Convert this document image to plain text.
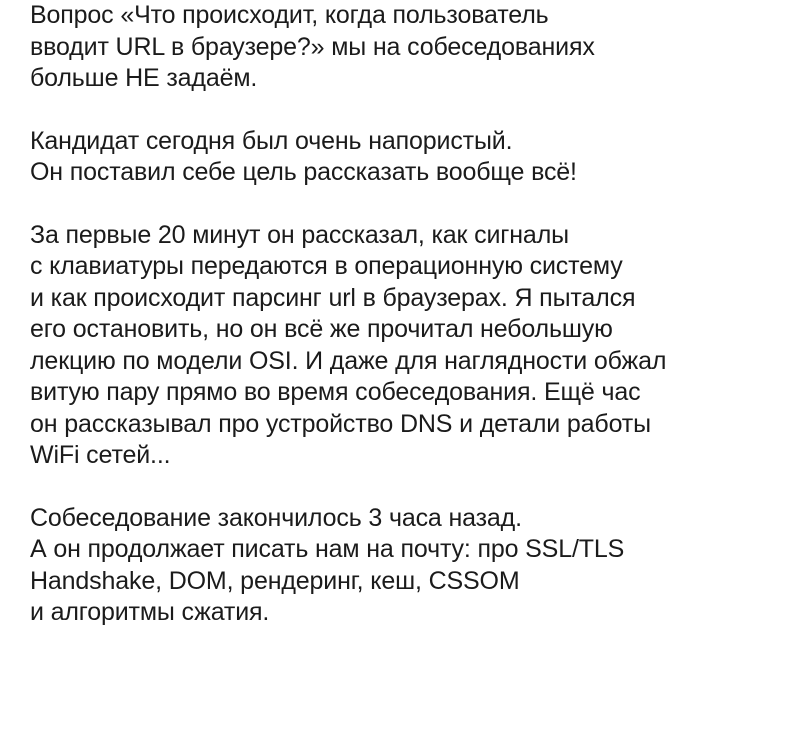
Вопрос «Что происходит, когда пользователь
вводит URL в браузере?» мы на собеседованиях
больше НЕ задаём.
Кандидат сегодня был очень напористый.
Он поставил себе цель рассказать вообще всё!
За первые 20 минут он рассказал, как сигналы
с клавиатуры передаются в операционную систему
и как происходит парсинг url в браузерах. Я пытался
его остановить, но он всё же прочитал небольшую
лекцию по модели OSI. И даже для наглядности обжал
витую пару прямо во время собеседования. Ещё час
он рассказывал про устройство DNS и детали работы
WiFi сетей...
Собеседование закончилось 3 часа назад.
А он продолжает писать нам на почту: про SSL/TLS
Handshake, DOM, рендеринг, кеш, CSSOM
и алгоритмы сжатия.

* **Exercise prompt**
Exclude the images and reproduce the remaining data exactly.

* **Complete response**
Convert this document image to plain text.
Вопрос «Что происходит, когда пользователь
вводит URL в браузере?» мы на собеседованиях
больше НЕ задаём.
Кандидат сегодня был очень напористый.
Он поставил себе цель рассказать вообще всё!
За первые 20 минут он рассказал, как сигналы
с клавиатуры передаются в операционную систему
и как происходит парсинг url в браузерах. Я пытался
его остановить, но он всё же прочитал небольшую
лекцию по модели OSI. И даже для наглядности обжал
витую пару прямо во время собеседования. Ещё час
он рассказывал про устройство DNS и детали работы
WiFi сетей...
Собеседование закончилось 3 часа назад.
А он продолжает писать нам на почту: про SSL/TLS
Handshake, DOM, рендеринг, кеш, CSSOM
и алгоритмы сжатия.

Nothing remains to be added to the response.